Exercise details:
Search the data below for "this"; list each line that holds it.

Data for the task:

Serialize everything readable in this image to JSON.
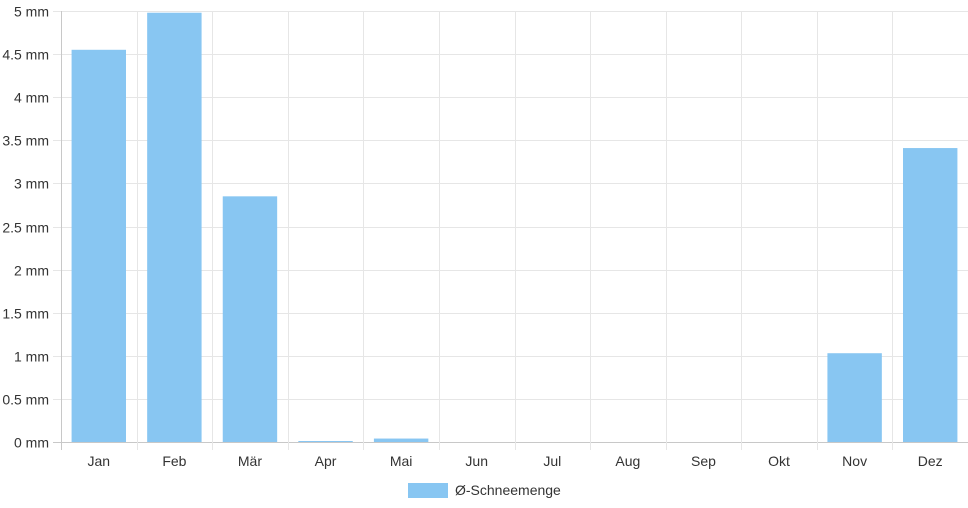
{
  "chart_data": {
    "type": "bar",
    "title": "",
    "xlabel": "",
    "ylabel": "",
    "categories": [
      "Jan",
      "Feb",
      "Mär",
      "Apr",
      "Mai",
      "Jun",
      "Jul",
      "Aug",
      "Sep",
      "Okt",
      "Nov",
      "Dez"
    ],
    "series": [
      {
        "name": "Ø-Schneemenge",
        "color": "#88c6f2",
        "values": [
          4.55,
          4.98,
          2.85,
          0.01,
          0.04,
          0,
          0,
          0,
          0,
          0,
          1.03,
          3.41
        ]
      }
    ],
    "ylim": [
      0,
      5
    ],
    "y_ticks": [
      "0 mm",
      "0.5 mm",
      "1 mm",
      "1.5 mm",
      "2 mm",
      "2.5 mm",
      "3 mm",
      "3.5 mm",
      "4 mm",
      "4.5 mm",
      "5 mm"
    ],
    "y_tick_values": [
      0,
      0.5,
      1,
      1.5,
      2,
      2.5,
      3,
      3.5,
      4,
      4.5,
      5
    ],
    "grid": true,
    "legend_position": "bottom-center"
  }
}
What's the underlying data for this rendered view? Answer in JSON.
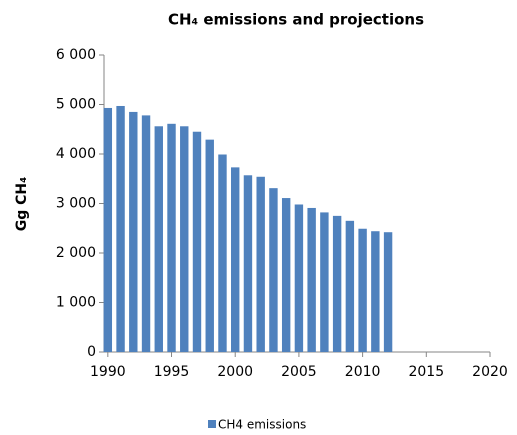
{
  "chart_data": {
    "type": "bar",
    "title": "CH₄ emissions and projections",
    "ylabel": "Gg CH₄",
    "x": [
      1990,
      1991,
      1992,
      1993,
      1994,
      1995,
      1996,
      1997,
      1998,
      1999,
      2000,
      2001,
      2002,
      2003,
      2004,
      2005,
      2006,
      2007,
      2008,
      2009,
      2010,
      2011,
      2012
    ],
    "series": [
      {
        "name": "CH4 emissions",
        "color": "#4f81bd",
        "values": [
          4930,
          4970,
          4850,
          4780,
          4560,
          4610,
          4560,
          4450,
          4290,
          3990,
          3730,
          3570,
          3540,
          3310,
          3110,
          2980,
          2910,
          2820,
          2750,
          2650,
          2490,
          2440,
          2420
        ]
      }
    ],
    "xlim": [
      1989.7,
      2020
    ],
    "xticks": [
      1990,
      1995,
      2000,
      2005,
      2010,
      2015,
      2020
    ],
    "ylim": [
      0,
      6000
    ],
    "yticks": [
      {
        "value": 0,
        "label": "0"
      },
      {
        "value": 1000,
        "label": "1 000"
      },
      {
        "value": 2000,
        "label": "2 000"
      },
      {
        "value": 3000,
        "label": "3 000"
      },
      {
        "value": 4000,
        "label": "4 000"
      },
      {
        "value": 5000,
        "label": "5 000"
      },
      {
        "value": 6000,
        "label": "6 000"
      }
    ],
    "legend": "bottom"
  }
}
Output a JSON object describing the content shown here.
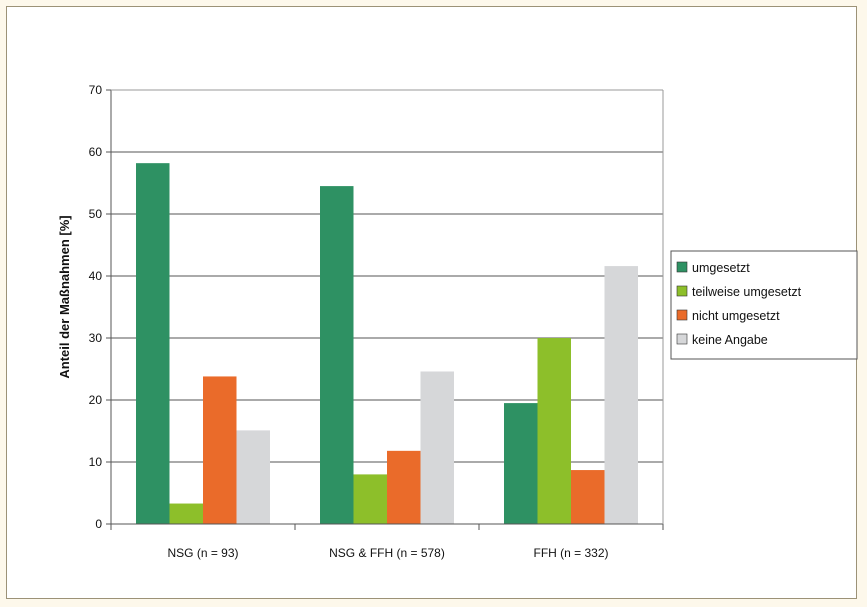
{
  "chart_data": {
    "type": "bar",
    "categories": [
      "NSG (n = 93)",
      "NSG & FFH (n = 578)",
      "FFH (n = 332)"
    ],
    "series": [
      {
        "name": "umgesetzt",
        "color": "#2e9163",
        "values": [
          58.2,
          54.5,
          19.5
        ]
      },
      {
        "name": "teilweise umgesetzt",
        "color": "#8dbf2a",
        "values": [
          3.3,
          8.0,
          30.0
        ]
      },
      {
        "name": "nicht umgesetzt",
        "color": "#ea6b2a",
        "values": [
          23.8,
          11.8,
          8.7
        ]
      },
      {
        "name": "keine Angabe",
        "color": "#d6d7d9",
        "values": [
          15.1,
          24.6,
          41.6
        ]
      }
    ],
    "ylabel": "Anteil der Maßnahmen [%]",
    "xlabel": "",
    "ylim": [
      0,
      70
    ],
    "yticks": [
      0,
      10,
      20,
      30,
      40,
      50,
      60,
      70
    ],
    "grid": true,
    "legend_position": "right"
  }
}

Answer for the task:
Serialize everything readable in this image to JSON.
What's the underlying data for this rendered view? Answer in JSON.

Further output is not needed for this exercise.